**DATASET RECORDS**

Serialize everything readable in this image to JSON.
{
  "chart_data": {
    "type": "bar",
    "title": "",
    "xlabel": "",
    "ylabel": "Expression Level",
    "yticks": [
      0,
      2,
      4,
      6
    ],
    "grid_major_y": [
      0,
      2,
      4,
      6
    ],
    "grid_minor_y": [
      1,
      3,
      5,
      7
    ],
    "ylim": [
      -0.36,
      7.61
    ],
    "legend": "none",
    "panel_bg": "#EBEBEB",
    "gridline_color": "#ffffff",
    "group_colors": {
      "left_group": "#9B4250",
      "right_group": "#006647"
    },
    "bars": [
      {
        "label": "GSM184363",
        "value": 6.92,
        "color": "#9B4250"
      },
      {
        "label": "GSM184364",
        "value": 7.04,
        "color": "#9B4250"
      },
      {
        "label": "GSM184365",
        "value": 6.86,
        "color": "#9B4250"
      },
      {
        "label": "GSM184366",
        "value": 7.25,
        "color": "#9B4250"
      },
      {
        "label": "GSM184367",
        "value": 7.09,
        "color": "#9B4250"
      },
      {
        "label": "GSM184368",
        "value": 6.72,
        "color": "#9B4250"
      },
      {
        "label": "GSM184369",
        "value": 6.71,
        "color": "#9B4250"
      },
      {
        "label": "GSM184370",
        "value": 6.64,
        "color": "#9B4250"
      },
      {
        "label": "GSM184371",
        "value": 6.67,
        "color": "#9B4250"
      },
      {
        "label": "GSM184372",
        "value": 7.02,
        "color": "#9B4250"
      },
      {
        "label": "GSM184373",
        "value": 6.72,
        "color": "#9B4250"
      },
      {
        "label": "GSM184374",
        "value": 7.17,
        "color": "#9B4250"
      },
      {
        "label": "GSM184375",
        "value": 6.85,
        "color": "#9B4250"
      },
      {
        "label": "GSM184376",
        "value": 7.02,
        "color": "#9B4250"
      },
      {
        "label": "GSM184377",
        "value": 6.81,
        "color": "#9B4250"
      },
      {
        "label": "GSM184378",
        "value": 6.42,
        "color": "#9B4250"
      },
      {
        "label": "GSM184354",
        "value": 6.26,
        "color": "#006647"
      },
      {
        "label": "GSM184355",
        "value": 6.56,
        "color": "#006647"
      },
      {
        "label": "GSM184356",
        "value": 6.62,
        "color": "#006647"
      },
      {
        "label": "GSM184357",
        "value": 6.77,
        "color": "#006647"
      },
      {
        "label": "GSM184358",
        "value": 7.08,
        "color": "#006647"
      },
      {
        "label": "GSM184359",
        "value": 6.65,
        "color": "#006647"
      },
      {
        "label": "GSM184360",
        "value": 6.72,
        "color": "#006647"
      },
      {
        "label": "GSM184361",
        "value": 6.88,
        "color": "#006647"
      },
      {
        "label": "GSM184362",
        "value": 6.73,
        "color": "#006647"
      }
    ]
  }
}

**AIM OF THE EXERCISE**
Repeat each entry word for word.

**ANSWER TO THE PROBLEM**
Serialize everything readable in this image to JSON.
{
  "chart_data": {
    "type": "bar",
    "title": "",
    "xlabel": "",
    "ylabel": "Expression Level",
    "yticks": [
      0,
      2,
      4,
      6
    ],
    "grid_major_y": [
      0,
      2,
      4,
      6
    ],
    "grid_minor_y": [
      1,
      3,
      5,
      7
    ],
    "ylim": [
      -0.36,
      7.61
    ],
    "legend": "none",
    "panel_bg": "#EBEBEB",
    "gridline_color": "#ffffff",
    "group_colors": {
      "left_group": "#9B4250",
      "right_group": "#006647"
    },
    "bars": [
      {
        "label": "GSM184363",
        "value": 6.92,
        "color": "#9B4250"
      },
      {
        "label": "GSM184364",
        "value": 7.04,
        "color": "#9B4250"
      },
      {
        "label": "GSM184365",
        "value": 6.86,
        "color": "#9B4250"
      },
      {
        "label": "GSM184366",
        "value": 7.25,
        "color": "#9B4250"
      },
      {
        "label": "GSM184367",
        "value": 7.09,
        "color": "#9B4250"
      },
      {
        "label": "GSM184368",
        "value": 6.72,
        "color": "#9B4250"
      },
      {
        "label": "GSM184369",
        "value": 6.71,
        "color": "#9B4250"
      },
      {
        "label": "GSM184370",
        "value": 6.64,
        "color": "#9B4250"
      },
      {
        "label": "GSM184371",
        "value": 6.67,
        "color": "#9B4250"
      },
      {
        "label": "GSM184372",
        "value": 7.02,
        "color": "#9B4250"
      },
      {
        "label": "GSM184373",
        "value": 6.72,
        "color": "#9B4250"
      },
      {
        "label": "GSM184374",
        "value": 7.17,
        "color": "#9B4250"
      },
      {
        "label": "GSM184375",
        "value": 6.85,
        "color": "#9B4250"
      },
      {
        "label": "GSM184376",
        "value": 7.02,
        "color": "#9B4250"
      },
      {
        "label": "GSM184377",
        "value": 6.81,
        "color": "#9B4250"
      },
      {
        "label": "GSM184378",
        "value": 6.42,
        "color": "#9B4250"
      },
      {
        "label": "GSM184354",
        "value": 6.26,
        "color": "#006647"
      },
      {
        "label": "GSM184355",
        "value": 6.56,
        "color": "#006647"
      },
      {
        "label": "GSM184356",
        "value": 6.62,
        "color": "#006647"
      },
      {
        "label": "GSM184357",
        "value": 6.77,
        "color": "#006647"
      },
      {
        "label": "GSM184358",
        "value": 7.08,
        "color": "#006647"
      },
      {
        "label": "GSM184359",
        "value": 6.65,
        "color": "#006647"
      },
      {
        "label": "GSM184360",
        "value": 6.72,
        "color": "#006647"
      },
      {
        "label": "GSM184361",
        "value": 6.88,
        "color": "#006647"
      },
      {
        "label": "GSM184362",
        "value": 6.73,
        "color": "#006647"
      }
    ]
  }
}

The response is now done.